Goal of the exercise
Copy the lines that follow, keeping every character the same.

Input rows
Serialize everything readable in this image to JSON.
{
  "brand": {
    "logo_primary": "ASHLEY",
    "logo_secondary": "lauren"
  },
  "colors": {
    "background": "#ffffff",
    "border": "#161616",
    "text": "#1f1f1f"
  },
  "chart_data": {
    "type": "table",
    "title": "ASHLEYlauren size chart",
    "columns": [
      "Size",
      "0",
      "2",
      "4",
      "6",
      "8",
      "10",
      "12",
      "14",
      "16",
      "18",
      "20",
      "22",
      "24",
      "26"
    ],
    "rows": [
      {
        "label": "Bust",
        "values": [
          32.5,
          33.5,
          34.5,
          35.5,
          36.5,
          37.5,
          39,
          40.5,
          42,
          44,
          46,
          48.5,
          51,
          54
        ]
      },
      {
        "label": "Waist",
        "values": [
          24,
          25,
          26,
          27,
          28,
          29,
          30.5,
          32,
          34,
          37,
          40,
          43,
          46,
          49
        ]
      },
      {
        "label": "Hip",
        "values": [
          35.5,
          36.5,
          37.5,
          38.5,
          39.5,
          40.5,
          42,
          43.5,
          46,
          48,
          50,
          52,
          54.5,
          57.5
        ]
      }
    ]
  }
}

Solution to this problem
Serialize everything readable in this image to JSON.
{
  "brand": {
    "logo_primary": "ASHLEY",
    "logo_secondary": "lauren"
  },
  "colors": {
    "background": "#ffffff",
    "border": "#161616",
    "text": "#1f1f1f"
  },
  "chart_data": {
    "type": "table",
    "title": "ASHLEYlauren size chart",
    "columns": [
      "Size",
      "0",
      "2",
      "4",
      "6",
      "8",
      "10",
      "12",
      "14",
      "16",
      "18",
      "20",
      "22",
      "24",
      "26"
    ],
    "rows": [
      {
        "label": "Bust",
        "values": [
          32.5,
          33.5,
          34.5,
          35.5,
          36.5,
          37.5,
          39,
          40.5,
          42,
          44,
          46,
          48.5,
          51,
          54
        ]
      },
      {
        "label": "Waist",
        "values": [
          24,
          25,
          26,
          27,
          28,
          29,
          30.5,
          32,
          34,
          37,
          40,
          43,
          46,
          49
        ]
      },
      {
        "label": "Hip",
        "values": [
          35.5,
          36.5,
          37.5,
          38.5,
          39.5,
          40.5,
          42,
          43.5,
          46,
          48,
          50,
          52,
          54.5,
          57.5
        ]
      }
    ]
  }
}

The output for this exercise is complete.